The exercise:
Here are some records; copy every line that holds the word "good".

++++++

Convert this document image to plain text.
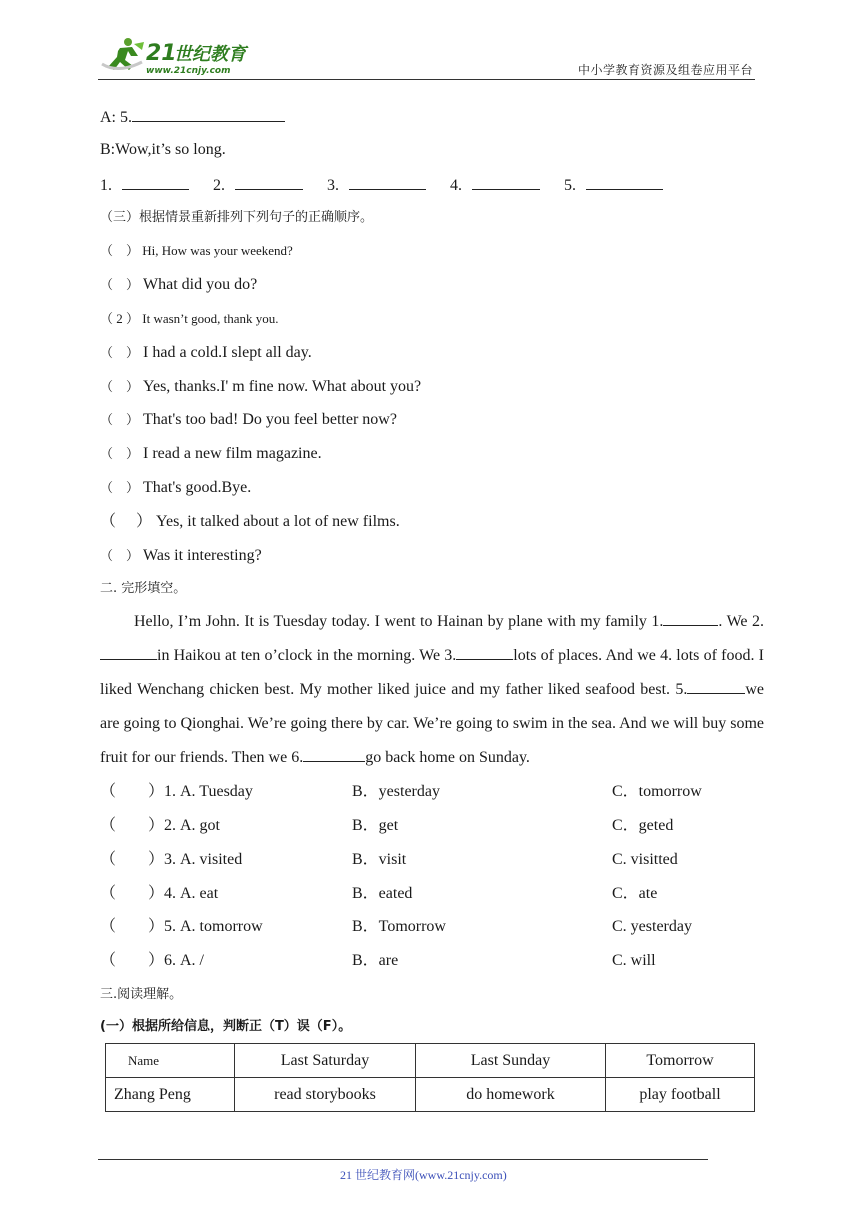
21
世纪教育
www.21cnjy.com	中小学教育资源及组卷应用平台
A: 5.
B:Wow,it’s so long.
1.	2.	3.	4.	5.
（三）根据情景重新排列下列句子的正确顺序。
（　） Hi, How was your weekend?
（　） What did you do?
（ 2 ） It wasn’t good, thank you.
（　） I had a cold.I slept all day.
（　） Yes, thanks.I' m fine now. What about you?
（　） That's too bad! Do you feel better now?
（　） I read a new film magazine.
（　） That's good.Bye.
（　 ） Yes, it talked about a lot of new films.
（　） Was it interesting?
二. 完形填空。
Hello, I’m John. It is Tuesday today. I went to Hainan by plane with my family 1.	. We 2.in Haikou at ten o’clock in the morning. We 3.	lots of places. And we 4. lots of food. I liked Wenchang chicken best. My mother liked juice and my father liked seafood best. 5.	we are going to Qionghai. We’re going there by car. We’re going to swim in the sea. And we will buy some fruit for our friends. Then we 6.	go back home on Sunday.
（　　）1. A. Tuesday	B．yesterday	C．tomorrow
（　　）2. A. got	B．get	C．geted
（　　）3. A. visited	B．visit	C. visitted
（　　）4. A. eat	B．eated	C．ate
（　　）5. A. tomorrow	B．Tomorrow	C. yesterday
（　　）6. A. /	B．are	C. will
三.阅读理解。
(一）根据所给信息，判断正（T）误（F）。
Name	Last Saturday	Last Sunday	Tomorrow
Zhang Peng	read storybooks	do homework	play football
21 世纪教育网(www.21cnjy.com)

++++++

Answer to the problem:
（ 2 ） It wasn’t good, thank you.
（　） That's good.Bye.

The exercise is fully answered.